PROBLEM TO WORK ON |
Copy, from the entries below, each line where the word "this" can be found.

====

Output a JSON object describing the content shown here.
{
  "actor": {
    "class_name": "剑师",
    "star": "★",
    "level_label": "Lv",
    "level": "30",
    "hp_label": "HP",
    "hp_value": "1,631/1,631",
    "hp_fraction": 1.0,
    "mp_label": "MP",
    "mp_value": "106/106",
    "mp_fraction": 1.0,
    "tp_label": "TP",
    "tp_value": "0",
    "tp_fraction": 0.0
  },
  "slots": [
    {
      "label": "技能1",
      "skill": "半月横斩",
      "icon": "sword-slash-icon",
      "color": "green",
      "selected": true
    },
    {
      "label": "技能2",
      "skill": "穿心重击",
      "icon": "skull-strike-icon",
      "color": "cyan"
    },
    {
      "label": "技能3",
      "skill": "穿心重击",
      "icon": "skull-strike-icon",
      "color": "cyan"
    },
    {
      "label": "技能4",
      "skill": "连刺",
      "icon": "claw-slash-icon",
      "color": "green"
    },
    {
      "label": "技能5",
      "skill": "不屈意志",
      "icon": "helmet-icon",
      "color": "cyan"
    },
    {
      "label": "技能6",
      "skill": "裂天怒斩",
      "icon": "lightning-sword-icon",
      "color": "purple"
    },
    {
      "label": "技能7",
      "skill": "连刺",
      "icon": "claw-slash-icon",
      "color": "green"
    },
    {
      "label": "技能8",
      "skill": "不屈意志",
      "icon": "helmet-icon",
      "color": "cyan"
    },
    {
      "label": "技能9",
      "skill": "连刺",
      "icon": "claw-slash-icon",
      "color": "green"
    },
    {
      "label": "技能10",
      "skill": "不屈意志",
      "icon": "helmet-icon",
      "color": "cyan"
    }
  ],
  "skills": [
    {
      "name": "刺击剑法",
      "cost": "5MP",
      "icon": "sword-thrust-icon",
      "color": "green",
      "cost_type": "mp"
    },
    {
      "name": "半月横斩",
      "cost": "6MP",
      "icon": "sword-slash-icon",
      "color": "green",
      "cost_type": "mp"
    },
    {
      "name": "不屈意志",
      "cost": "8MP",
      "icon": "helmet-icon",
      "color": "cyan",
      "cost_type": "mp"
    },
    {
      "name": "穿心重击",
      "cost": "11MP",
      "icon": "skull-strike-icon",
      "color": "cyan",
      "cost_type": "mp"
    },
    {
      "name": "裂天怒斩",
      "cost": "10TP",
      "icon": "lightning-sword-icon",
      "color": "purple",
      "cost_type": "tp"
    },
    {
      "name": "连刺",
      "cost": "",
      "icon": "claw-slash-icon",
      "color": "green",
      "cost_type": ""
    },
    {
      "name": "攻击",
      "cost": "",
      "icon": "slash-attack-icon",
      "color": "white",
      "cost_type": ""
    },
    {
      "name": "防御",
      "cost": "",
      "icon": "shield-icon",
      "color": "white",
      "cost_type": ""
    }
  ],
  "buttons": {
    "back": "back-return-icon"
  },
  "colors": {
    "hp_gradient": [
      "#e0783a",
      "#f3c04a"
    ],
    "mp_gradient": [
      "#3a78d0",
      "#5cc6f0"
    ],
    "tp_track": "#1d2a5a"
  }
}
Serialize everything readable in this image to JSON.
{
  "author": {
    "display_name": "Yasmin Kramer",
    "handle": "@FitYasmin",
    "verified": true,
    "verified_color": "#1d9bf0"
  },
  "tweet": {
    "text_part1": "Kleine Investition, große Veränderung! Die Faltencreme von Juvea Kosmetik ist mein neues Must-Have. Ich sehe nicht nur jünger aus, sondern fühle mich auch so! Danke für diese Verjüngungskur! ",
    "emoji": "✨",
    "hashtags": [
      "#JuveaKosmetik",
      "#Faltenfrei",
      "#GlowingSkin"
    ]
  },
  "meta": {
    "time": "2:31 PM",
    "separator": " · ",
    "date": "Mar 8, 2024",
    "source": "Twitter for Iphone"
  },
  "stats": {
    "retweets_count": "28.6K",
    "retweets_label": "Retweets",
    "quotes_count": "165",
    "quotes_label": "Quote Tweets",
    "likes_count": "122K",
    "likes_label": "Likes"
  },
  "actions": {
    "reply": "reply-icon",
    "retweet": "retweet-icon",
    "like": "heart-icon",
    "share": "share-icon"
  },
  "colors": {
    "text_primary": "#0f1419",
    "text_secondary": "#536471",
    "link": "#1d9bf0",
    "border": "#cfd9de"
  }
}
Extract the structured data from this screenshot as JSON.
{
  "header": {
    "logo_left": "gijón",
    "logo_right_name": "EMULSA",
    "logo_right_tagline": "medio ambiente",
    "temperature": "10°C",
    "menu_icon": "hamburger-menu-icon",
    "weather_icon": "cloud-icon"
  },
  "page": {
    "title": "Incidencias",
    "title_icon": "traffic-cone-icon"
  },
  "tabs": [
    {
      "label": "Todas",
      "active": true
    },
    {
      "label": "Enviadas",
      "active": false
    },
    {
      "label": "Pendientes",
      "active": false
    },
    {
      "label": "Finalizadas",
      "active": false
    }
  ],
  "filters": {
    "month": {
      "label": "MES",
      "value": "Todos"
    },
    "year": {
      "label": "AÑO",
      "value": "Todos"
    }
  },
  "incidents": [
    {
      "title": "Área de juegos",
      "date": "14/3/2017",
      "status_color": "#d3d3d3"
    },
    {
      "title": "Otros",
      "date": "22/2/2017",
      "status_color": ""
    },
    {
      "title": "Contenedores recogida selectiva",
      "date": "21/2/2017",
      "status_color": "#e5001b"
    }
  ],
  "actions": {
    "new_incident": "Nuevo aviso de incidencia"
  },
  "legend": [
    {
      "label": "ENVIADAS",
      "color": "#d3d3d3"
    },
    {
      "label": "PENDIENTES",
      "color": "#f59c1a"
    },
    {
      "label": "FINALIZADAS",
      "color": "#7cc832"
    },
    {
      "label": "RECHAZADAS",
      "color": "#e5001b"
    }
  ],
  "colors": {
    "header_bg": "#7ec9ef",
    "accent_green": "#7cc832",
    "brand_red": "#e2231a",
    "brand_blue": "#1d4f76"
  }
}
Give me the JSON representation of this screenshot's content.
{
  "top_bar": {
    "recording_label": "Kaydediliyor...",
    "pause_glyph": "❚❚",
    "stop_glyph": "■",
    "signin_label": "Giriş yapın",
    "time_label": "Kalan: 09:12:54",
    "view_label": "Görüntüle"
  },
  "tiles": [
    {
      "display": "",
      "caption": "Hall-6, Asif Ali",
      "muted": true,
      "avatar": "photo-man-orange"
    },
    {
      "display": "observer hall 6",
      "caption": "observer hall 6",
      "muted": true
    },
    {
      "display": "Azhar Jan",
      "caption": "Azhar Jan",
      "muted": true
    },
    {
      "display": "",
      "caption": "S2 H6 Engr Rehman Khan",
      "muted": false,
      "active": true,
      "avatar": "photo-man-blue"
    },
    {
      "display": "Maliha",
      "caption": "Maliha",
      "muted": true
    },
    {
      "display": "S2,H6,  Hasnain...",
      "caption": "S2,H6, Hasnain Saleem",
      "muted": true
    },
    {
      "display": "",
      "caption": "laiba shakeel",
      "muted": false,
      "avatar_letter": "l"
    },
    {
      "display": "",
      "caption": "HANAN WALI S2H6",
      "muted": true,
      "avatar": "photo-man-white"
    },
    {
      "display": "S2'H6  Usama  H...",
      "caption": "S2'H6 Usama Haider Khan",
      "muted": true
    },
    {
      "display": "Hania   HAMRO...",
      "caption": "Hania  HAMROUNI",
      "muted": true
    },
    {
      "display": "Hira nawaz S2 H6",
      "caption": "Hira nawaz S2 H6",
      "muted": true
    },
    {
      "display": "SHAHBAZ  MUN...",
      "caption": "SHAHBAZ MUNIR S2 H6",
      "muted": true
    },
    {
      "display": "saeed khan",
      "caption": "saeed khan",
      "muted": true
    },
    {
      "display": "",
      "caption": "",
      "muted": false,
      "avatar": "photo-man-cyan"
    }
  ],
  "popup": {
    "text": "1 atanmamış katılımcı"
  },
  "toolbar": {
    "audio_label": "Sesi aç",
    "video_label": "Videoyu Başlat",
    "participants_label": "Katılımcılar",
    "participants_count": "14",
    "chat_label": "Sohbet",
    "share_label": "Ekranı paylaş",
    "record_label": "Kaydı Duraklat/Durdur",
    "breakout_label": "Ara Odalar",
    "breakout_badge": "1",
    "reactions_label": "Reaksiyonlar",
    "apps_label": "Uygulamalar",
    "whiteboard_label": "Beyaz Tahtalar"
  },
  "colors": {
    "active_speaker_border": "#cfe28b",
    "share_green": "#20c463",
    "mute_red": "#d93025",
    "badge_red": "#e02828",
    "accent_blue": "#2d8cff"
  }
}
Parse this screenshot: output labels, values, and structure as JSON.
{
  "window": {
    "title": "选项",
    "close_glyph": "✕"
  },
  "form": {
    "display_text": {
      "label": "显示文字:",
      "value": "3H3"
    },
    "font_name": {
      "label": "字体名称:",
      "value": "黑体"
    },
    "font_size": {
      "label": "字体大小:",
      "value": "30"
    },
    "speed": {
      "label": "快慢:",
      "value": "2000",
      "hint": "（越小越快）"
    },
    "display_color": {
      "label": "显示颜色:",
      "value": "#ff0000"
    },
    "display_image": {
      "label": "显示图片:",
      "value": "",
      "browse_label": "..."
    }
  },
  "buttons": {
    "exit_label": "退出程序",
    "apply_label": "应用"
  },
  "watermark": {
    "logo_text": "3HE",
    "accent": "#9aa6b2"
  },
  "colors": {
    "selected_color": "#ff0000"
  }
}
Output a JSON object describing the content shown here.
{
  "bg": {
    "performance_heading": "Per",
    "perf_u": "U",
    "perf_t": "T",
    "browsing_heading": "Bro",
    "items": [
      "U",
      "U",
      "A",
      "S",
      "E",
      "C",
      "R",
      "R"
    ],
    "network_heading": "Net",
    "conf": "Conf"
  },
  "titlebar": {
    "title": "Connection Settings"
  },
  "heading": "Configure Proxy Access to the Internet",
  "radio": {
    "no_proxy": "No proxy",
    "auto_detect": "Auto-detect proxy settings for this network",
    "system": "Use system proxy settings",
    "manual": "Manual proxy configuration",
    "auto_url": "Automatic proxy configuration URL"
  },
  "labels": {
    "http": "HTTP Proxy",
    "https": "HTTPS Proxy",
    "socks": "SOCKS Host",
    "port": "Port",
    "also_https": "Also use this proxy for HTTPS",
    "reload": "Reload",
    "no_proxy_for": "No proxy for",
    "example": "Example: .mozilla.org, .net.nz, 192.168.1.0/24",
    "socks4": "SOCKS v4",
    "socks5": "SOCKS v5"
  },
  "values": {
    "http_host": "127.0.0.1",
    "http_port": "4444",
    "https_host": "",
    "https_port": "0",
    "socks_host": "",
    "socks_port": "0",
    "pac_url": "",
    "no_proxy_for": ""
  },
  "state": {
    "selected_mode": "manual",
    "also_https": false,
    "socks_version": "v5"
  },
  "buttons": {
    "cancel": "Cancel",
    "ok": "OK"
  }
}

====

EXERCISE RESULT |
Serialize everything readable in this image to JSON.
Extract the structured data from this screenshot as JSON.
Give me the JSON representation of this screenshot's content.
Parse this screenshot: output labels, values, and structure as JSON.
    "auto_detect": "Auto-detect proxy settings for this network",
    "also_https": "Also use this proxy for HTTPS",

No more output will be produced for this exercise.